TASK GOAL
Copy out all the entries word for word.
[begin DATASET CONTENT]
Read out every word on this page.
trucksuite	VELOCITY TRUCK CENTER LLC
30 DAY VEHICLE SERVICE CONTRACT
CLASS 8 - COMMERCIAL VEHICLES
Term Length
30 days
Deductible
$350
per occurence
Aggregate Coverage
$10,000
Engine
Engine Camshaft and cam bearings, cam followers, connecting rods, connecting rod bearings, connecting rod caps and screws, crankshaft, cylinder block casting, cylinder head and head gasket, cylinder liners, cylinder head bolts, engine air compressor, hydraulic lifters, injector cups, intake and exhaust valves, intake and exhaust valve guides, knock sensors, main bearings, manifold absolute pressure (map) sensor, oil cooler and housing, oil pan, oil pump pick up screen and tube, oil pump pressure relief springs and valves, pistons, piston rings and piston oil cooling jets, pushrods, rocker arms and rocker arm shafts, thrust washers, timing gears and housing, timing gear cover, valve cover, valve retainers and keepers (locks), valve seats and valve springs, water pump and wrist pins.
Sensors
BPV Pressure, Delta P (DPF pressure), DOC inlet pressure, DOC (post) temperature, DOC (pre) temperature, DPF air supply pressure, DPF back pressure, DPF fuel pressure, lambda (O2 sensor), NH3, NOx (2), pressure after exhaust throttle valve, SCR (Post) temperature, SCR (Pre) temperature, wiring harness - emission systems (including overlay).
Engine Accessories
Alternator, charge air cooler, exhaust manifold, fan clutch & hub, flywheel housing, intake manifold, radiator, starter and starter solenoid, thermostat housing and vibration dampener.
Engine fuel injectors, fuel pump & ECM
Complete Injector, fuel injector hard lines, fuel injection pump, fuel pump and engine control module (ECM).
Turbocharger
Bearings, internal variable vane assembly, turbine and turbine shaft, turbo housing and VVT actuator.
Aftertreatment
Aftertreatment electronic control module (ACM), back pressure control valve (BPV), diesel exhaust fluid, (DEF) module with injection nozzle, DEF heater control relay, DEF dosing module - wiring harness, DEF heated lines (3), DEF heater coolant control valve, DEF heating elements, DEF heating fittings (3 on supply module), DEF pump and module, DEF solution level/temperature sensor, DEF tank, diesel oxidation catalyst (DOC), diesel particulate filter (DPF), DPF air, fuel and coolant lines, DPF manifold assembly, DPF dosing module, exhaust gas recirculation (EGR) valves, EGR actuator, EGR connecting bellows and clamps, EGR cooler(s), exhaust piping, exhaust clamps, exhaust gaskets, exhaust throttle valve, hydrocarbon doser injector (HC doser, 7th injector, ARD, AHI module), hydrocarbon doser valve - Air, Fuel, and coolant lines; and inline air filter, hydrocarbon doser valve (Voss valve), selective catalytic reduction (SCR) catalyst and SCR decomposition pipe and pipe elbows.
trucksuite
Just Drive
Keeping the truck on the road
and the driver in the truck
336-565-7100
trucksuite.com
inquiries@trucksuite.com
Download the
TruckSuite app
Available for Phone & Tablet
[end DATASET CONTENT]
FINAL ANSWER
Read out every word on this page.
trucksuite	VELOCITY TRUCK CENTER LLC
30 DAY VEHICLE SERVICE CONTRACT
CLASS 8 - COMMERCIAL VEHICLES
Term Length
30 days
Deductible
$350
per occurence
Aggregate Coverage
$10,000
Engine
Engine Camshaft and cam bearings, cam followers, connecting rods, connecting rod bearings, connecting rod caps and screws, crankshaft, cylinder block casting, cylinder head and head gasket, cylinder liners, cylinder head bolts, engine air compressor, hydraulic lifters, injector cups, intake and exhaust valves, intake and exhaust valve guides, knock sensors, main bearings, manifold absolute pressure (map) sensor, oil cooler and housing, oil pan, oil pump pick up screen and tube, oil pump pressure relief springs and valves, pistons, piston rings and piston oil cooling jets, pushrods, rocker arms and rocker arm shafts, thrust washers, timing gears and housing, timing gear cover, valve cover, valve retainers and keepers (locks), valve seats and valve springs, water pump and wrist pins.
Sensors
BPV Pressure, Delta P (DPF pressure), DOC inlet pressure, DOC (post) temperature, DOC (pre) temperature, DPF air supply pressure, DPF back pressure, DPF fuel pressure, lambda (O2 sensor), NH3, NOx (2), pressure after exhaust throttle valve, SCR (Post) temperature, SCR (Pre) temperature, wiring harness - emission systems (including overlay).
Engine Accessories
Alternator, charge air cooler, exhaust manifold, fan clutch & hub, flywheel housing, intake manifold, radiator, starter and starter solenoid, thermostat housing and vibration dampener.
Engine fuel injectors, fuel pump & ECM
Complete Injector, fuel injector hard lines, fuel injection pump, fuel pump and engine control module (ECM).
Turbocharger
Bearings, internal variable vane assembly, turbine and turbine shaft, turbo housing and VVT actuator.
Aftertreatment
Aftertreatment electronic control module (ACM), back pressure control valve (BPV), diesel exhaust fluid, (DEF) module with injection nozzle, DEF heater control relay, DEF dosing module - wiring harness, DEF heated lines (3), DEF heater coolant control valve, DEF heating elements, DEF heating fittings (3 on supply module), DEF pump and module, DEF solution level/temperature sensor, DEF tank, diesel oxidation catalyst (DOC), diesel particulate filter (DPF), DPF air, fuel and coolant lines, DPF manifold assembly, DPF dosing module, exhaust gas recirculation (EGR) valves, EGR actuator, EGR connecting bellows and clamps, EGR cooler(s), exhaust piping, exhaust clamps, exhaust gaskets, exhaust throttle valve, hydrocarbon doser injector (HC doser, 7th injector, ARD, AHI module), hydrocarbon doser valve - Air, Fuel, and coolant lines; and inline air filter, hydrocarbon doser valve (Voss valve), selective catalytic reduction (SCR) catalyst and SCR decomposition pipe and pipe elbows.
trucksuite
Just Drive
Keeping the truck on the road
and the driver in the truck
336-565-7100
trucksuite.com
inquiries@trucksuite.com
Download the
TruckSuite app
Available for Phone & Tablet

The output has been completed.